This was definitely an interesting read and was unlike the last several books that I've read given its deep look at the subtleties of European philosophy in the mid-2nd millennium. I wouldn't recommend it as a light jaunt through the historical development of science, but I would recommend it to those who want a deeper look at the various philosophical factors guiding its development.

2018-09-17

Book Review: "Medici Money" by Tim Parks

I've recently read the book Medici Money by Tim Parks. It's a book that covers the rise, consolidation of money and power, and downfall of the Medici banking family in Florence in the 15th century. It focuses on the main players in the Medici family as they relate to their banking business, and how that business grew, became intertwined in politics & religion, and was able to fund the collection & creation of artworks and other cultural artifacts; the whole story is just a long power play, with jockeying between Medici family members, popes & cardinals, politicians, and competing nobility & business interests.

The book itself is a well-written, engaging, fun jaunt through that period in history; by the fact that it only has a casual section at the end containing bibliographic notes, without having a formal bibliography, footnotes, or endnotes, I can tell this was written for popular rather than technical/academic consumption, which I can appreciate. It was particularly interesting to see the tensions, contradictions, and hypocrisies of the Catholic Church's views on usury (in the old sense of lending money at any nonzero interest rate) explored fully in this book: the argument is that usury allowed ordinary people to become wealthy without needing to inherit it or work as hard, upending the social order, while the Catholic Church depended on usury to fund its own wars & extravagant lifestyles even as it condemned the practice (though even people at that time struggled to find coherent Biblical justifications for injunctions against usury), leading to weird debates about whether some commercial practices like speculation on currency exchanges were really usury in disguise. My only quibble is that the author ties the notion of usury too much to currency: the way I see it, currency simply liquefies commercial value across space (i.e. making value available across different geographic areas), while usury liquefies commercial value across time (i.e. making value available to future buyers), so while currency certainly makes usury much more feasible by combining liquidity in space and time, it is conceivable to imagine usury without currency, simply through bonds between people expecting greater future returns to be settled through consensual barter. Overall, I think this book could be an interesting and fun history for a general audience.

2018-04-23

Book Review: "Hume" by James Harris

I've recently been able to read the book Hume: An Intellectual Biography by James Harris. This is an "intellectual biography" in the sense that rather than focusing on the particular details or daily life of the Scottish philosopher and essayist David Hume, it delves into his philosophy and writing in the context of what he read, the people with whom he corresponded, and the political history of the Great Britain in which he lived. This is extensively sourced from Hume's very brief autobiography, his more extensive works, and correspondence with and writings by other people; Hume's own will requested that his personal papers and unpublished works (apart from those he wished to see published posthumously) dating prior to the 5 years leading up to his death be destroyed, and this seems to have happened, and Hume's autobiography is far too brief and sparse to serve as the primary resource.

→ **Assigned task A**:
Reproduce the book reviews word for word, starting with "This was definitely" and going on through "guiding its development.".
→ **Assigned task B**:
Continue the book reviews from the point where they stop.

→ **Recorded information**:
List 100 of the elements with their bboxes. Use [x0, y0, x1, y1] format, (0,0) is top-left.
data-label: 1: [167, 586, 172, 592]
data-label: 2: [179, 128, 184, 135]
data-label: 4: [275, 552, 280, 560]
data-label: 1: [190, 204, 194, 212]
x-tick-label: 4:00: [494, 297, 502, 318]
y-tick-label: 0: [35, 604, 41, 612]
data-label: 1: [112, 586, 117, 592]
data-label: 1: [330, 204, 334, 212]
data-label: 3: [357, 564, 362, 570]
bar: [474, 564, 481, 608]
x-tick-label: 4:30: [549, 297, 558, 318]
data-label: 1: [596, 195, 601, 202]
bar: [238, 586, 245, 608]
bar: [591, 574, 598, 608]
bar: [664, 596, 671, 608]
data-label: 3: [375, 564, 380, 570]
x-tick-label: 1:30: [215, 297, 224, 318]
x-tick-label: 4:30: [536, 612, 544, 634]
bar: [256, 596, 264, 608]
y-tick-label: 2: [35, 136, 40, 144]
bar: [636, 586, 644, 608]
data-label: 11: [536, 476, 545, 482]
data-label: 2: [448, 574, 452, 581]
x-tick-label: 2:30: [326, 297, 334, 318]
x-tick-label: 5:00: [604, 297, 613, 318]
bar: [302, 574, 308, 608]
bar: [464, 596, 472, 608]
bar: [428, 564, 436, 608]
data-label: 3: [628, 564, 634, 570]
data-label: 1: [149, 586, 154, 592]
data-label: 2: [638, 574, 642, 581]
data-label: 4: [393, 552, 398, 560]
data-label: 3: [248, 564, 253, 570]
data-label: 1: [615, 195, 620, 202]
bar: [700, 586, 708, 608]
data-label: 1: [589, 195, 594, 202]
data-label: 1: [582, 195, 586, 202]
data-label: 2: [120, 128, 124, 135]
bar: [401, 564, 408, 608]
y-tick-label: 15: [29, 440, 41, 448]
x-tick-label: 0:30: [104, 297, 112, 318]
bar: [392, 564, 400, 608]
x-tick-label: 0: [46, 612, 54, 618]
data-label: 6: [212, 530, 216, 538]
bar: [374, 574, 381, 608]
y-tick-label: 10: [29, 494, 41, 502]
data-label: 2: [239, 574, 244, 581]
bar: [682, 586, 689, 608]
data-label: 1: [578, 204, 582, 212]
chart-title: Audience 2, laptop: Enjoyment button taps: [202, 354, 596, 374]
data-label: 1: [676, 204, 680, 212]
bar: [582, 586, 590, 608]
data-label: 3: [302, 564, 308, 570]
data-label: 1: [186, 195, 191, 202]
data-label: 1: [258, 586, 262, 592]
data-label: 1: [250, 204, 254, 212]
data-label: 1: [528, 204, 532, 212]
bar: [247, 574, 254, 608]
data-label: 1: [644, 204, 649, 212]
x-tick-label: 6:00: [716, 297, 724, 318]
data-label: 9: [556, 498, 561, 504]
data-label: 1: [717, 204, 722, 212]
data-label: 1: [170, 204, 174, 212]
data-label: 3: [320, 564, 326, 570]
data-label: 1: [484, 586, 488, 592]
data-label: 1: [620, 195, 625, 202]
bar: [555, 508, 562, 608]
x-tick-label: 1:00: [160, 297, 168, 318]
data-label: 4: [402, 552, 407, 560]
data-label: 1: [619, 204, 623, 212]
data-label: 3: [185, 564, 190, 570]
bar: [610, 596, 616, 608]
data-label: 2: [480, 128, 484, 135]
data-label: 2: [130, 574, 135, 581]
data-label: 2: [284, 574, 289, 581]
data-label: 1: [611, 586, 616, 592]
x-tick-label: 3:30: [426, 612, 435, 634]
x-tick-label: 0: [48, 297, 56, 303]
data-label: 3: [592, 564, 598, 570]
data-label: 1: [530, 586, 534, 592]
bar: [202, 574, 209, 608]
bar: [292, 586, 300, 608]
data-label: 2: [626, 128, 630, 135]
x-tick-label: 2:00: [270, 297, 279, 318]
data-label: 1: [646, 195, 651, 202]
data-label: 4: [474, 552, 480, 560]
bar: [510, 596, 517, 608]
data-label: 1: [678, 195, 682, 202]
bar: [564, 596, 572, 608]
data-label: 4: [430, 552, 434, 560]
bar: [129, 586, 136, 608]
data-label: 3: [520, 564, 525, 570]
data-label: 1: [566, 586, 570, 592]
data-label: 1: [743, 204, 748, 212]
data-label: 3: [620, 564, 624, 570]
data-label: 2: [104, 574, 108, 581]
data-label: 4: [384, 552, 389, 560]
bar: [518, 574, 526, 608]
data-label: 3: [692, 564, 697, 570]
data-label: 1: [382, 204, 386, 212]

→ **Exercise result A**:
This was definitely an interesting read and was unlike the last several books that I've read given its deep look at the subtleties of European philosophy in the mid-2nd millennium. I wouldn't recommend it as a light jaunt through the historical development of science, but I would recommend it to those who want a deeper look at the various philosophical factors guiding its development.

→ **Exercise result B**:
I am not in the humanities, so I come at this book as a layperson. This being an intellectual biography makes it a longer and weightier book than a biography that would focus on Hume's personality and daily life. Moreover, the author feels free to introduce contemporaries of Hume, often by last name only, without much more context to their own lives and thoughts. However, to the author's great credit, the prose is clear and engaging even to a layperson like myself, and the author takes care to outline the philosophies of Hume's contemporaries to the full extent that they relate to Hume's readings, correspondence, and overall philosophical development. Additionally, the author makes clear the historical and political circumstances surrounding Hume's life, so that even someone like myself without that background can reasonably follow.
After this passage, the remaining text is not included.